Problem requirements: Using the records below, give the number of lines where the word "noite" appears, with no further output.
--- Begin Data in this exercise ---
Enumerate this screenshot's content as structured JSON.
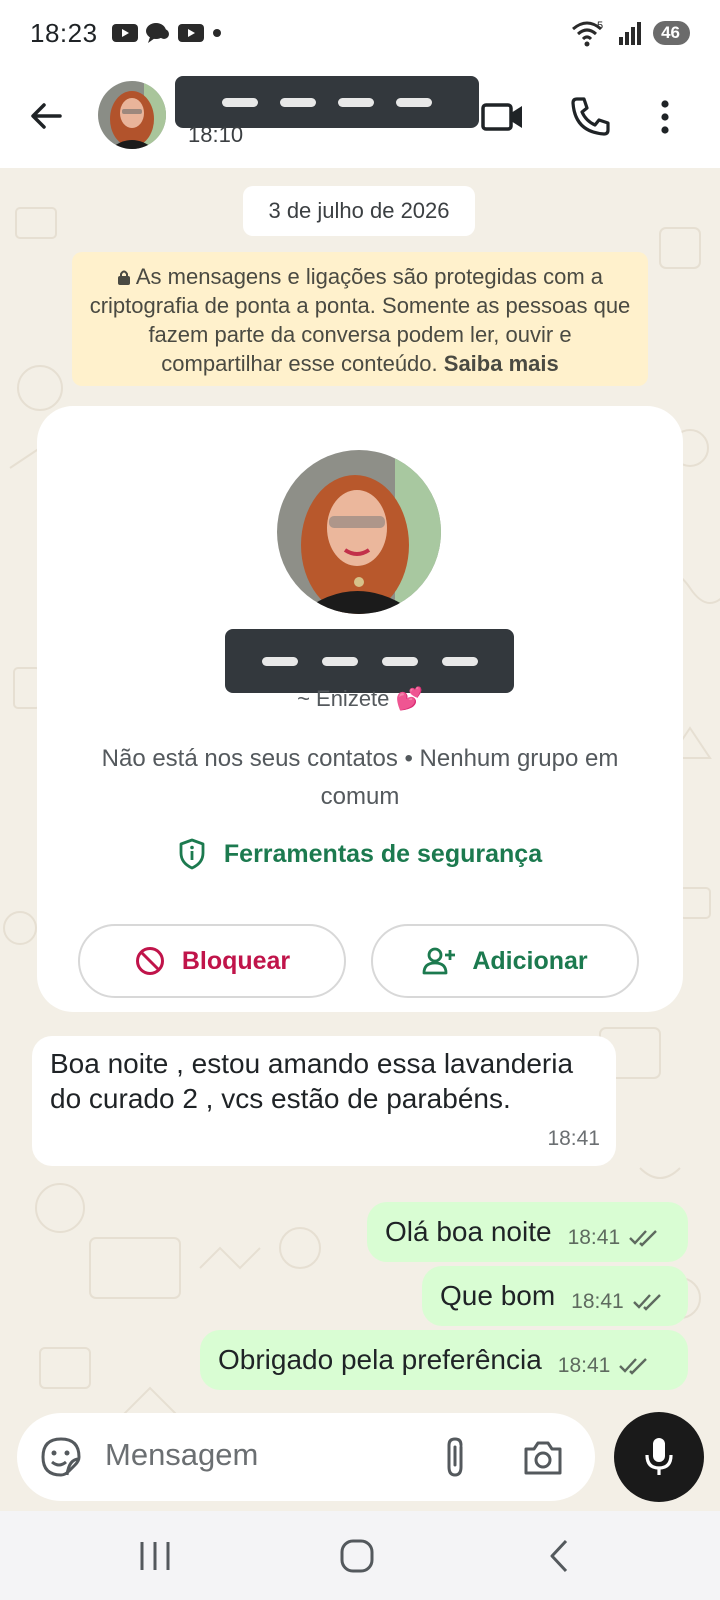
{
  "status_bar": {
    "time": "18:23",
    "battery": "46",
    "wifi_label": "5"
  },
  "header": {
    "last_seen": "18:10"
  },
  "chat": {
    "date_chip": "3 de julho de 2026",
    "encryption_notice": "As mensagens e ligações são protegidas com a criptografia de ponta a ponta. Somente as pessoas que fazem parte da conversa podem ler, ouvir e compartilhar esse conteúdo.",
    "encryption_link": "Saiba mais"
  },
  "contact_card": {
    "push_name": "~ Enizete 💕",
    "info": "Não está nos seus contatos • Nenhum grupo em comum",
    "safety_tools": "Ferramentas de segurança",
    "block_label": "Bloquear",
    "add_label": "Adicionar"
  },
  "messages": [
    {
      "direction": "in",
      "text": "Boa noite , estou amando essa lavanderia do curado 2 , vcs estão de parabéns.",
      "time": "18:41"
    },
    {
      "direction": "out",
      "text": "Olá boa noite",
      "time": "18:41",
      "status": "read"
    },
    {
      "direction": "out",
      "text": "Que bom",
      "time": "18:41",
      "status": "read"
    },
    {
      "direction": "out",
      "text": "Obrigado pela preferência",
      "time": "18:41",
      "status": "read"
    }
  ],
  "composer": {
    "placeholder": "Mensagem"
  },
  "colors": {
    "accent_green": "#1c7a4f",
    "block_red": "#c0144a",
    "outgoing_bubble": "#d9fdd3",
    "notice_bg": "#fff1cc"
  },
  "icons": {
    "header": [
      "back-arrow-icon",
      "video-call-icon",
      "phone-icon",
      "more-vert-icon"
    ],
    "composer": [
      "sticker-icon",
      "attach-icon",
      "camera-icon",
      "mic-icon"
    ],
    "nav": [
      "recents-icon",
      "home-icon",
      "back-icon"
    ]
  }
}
--- End Data in this exercise ---
--- Begin Data in this exercise ---
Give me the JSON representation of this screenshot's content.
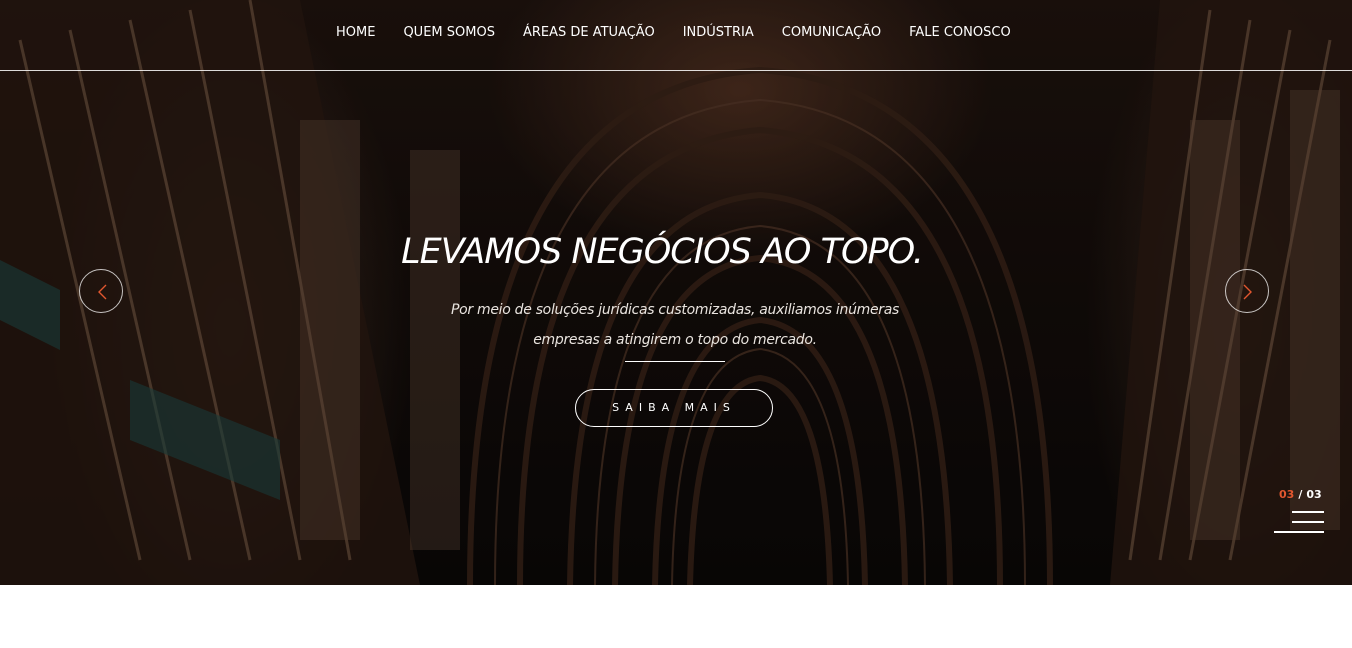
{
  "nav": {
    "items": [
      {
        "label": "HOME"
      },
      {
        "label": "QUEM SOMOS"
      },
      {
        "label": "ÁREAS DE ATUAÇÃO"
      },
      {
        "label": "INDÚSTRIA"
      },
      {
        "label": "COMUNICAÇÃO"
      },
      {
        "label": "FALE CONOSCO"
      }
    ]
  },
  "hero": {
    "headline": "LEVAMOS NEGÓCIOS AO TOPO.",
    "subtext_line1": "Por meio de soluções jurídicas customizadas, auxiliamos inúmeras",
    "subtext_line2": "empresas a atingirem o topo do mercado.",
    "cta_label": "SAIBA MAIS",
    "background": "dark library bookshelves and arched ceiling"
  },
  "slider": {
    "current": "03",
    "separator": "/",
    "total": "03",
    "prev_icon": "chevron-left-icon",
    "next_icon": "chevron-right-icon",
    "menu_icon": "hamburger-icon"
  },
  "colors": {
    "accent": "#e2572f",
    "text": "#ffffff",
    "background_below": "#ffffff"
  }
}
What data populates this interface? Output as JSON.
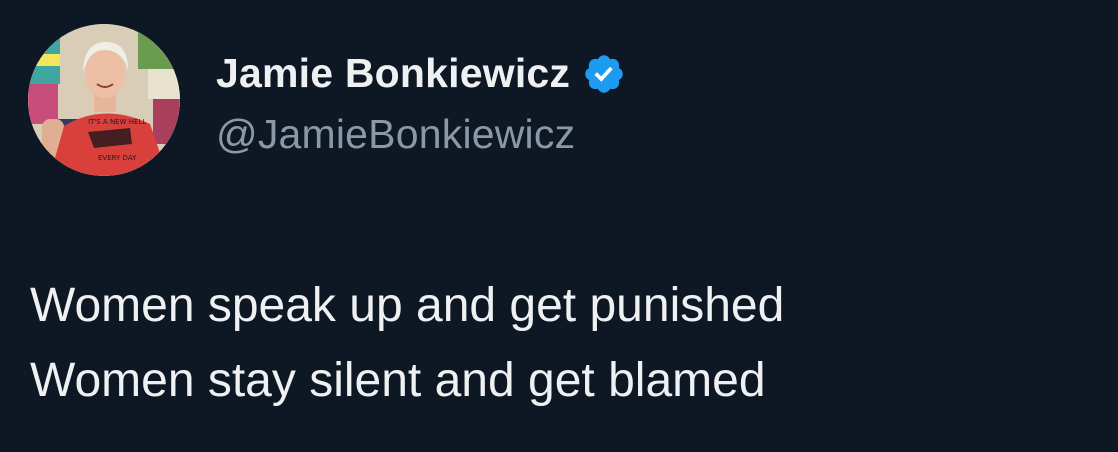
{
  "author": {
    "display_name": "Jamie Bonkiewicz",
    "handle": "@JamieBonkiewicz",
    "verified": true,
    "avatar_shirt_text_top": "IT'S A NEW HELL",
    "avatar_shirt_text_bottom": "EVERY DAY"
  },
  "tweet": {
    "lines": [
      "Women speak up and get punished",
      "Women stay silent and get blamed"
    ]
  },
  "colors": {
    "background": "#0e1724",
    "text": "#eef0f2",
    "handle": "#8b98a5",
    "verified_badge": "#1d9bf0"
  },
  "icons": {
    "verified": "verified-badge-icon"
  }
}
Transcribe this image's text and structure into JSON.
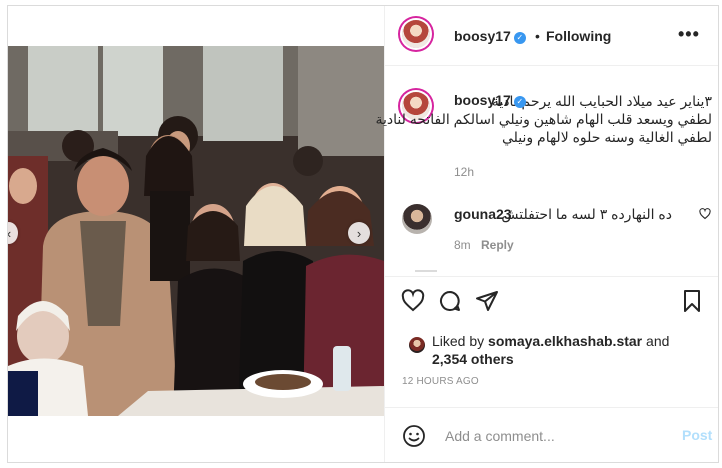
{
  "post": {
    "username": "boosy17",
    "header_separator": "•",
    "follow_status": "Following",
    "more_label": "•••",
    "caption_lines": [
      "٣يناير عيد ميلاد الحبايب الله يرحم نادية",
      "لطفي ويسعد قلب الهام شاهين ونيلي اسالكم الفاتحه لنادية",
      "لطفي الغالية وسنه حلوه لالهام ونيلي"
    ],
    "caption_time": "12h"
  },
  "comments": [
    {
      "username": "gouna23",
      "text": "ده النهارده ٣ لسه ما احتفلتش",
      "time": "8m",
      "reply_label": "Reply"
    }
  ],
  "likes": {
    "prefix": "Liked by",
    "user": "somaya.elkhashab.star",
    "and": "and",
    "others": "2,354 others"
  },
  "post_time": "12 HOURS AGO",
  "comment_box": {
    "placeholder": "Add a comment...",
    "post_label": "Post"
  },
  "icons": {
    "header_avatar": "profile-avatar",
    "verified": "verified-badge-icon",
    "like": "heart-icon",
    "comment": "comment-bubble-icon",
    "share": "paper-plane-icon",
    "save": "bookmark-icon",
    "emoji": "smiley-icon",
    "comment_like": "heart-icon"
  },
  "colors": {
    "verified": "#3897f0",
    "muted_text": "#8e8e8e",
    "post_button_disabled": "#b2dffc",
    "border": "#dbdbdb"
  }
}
--- End Data in this exercise ---
--- Begin Data in this exercise ---
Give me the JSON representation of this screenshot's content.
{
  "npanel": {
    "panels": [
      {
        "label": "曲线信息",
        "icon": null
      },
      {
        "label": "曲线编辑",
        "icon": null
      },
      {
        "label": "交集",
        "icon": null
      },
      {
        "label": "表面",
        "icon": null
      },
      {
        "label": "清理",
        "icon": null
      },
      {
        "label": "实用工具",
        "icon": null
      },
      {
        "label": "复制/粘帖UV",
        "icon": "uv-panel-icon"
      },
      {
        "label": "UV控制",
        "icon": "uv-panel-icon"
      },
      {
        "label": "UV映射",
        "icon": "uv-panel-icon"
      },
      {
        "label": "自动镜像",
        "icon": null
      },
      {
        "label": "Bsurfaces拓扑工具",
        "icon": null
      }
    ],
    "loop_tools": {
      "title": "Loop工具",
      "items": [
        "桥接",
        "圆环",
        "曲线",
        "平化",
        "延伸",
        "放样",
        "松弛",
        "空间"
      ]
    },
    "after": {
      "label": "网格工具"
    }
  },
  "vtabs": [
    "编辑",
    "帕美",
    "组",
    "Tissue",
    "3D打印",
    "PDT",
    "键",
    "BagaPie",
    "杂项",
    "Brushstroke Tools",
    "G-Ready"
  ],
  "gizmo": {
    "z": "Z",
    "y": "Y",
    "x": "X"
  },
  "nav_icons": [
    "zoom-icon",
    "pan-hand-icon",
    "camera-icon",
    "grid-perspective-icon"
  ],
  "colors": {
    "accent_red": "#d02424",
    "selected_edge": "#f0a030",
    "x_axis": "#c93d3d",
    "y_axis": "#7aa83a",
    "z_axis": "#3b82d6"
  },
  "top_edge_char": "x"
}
--- End Data in this exercise ---
Final answer: 2